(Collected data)
┌──

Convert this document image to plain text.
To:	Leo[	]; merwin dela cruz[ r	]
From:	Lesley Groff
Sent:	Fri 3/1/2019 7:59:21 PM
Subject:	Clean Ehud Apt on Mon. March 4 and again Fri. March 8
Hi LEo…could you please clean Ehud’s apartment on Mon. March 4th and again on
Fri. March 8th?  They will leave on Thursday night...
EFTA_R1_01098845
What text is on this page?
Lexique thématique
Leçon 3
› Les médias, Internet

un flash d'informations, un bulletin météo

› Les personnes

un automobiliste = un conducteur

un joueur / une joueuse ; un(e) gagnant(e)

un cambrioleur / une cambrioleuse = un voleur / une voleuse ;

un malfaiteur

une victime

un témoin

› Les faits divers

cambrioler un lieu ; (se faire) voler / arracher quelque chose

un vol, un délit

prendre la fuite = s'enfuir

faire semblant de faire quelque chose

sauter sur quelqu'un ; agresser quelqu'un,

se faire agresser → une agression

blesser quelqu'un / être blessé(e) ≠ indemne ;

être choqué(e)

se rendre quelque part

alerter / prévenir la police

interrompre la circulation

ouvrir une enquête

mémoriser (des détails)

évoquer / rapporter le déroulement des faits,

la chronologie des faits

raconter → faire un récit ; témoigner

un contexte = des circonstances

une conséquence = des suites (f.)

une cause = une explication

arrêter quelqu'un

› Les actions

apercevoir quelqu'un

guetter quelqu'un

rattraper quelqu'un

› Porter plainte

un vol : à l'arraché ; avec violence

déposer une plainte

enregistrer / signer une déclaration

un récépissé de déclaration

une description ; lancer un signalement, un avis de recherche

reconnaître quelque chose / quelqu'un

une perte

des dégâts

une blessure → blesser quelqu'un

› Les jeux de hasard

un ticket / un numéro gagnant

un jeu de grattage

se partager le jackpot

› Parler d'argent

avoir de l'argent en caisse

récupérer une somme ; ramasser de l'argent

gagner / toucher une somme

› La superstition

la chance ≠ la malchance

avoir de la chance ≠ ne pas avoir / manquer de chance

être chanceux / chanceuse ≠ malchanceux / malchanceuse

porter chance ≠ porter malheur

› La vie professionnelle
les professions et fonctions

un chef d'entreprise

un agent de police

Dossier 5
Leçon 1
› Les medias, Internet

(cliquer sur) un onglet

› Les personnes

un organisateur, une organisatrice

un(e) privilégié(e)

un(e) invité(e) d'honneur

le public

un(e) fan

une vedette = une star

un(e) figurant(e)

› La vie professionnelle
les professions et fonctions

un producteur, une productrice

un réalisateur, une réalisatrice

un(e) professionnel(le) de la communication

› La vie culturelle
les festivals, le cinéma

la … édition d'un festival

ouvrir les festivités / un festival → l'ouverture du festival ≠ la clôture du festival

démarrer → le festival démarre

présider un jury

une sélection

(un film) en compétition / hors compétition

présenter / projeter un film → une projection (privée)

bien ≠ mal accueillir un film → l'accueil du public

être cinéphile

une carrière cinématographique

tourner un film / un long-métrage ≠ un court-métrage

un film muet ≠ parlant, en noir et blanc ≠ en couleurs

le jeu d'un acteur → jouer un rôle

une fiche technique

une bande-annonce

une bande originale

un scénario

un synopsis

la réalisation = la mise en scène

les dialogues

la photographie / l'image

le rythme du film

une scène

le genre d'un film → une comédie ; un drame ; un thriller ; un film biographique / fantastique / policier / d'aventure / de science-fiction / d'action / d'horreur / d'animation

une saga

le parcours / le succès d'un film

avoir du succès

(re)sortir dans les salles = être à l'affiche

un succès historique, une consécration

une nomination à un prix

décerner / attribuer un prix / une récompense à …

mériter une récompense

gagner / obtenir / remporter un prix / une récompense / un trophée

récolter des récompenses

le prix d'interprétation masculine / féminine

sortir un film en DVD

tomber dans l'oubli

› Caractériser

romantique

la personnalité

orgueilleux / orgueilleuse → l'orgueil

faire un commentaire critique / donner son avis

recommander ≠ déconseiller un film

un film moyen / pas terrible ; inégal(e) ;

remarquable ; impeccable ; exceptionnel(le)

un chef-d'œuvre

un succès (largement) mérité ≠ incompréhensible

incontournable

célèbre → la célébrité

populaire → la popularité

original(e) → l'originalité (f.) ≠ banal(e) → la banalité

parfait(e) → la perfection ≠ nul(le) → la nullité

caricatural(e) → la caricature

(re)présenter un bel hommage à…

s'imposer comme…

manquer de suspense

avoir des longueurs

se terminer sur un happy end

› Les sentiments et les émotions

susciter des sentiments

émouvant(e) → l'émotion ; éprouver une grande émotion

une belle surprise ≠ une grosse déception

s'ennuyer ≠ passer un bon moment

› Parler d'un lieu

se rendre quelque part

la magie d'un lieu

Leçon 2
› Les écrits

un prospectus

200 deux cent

└──
┌──

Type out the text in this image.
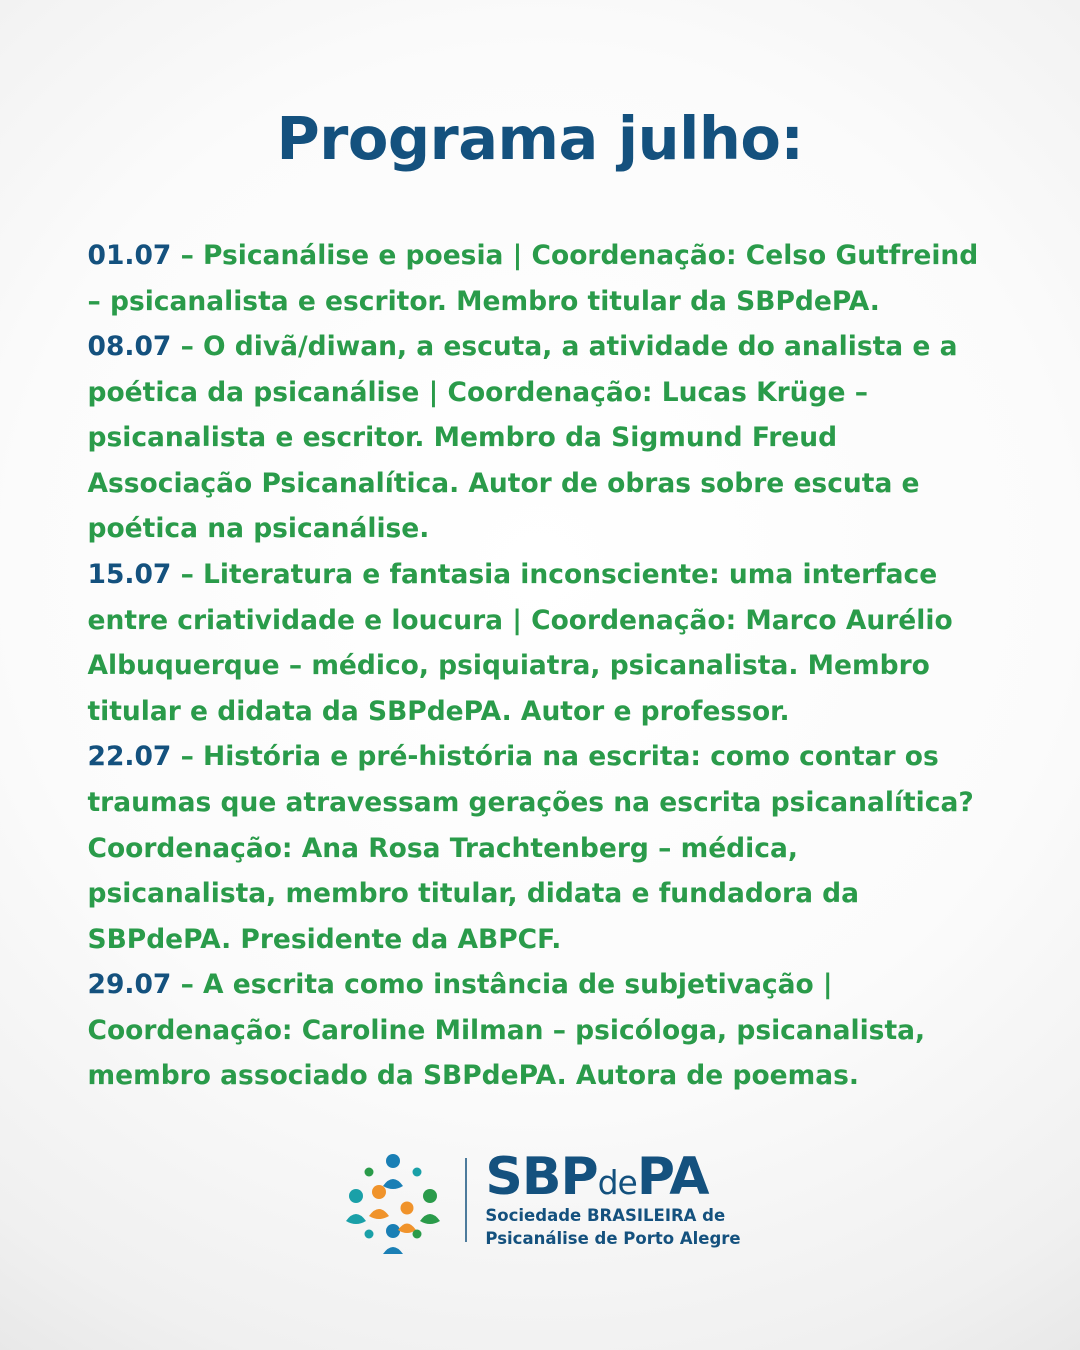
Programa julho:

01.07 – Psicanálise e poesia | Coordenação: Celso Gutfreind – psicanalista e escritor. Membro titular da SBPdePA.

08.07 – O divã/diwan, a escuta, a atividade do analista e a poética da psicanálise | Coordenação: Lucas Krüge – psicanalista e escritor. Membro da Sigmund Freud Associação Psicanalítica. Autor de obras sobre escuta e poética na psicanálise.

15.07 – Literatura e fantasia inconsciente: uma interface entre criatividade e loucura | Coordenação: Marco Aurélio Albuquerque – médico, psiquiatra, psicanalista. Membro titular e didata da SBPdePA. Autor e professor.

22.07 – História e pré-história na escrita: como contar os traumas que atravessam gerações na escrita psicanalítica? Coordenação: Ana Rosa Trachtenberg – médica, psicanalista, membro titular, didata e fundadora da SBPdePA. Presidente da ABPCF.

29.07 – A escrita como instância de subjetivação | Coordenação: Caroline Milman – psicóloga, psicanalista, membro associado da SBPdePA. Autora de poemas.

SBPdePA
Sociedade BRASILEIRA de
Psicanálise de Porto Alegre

└──
┌──

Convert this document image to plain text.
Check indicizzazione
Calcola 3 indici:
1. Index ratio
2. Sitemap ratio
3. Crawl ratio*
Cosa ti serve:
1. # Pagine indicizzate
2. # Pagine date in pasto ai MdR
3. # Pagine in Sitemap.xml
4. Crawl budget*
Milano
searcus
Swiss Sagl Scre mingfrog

└──

▸ Aim:
Reproduce every line of the listing above in which the string "somme" appears.

▸ The response:
récupérer une somme ; ramasser de l'argent
gagner / toucher une somme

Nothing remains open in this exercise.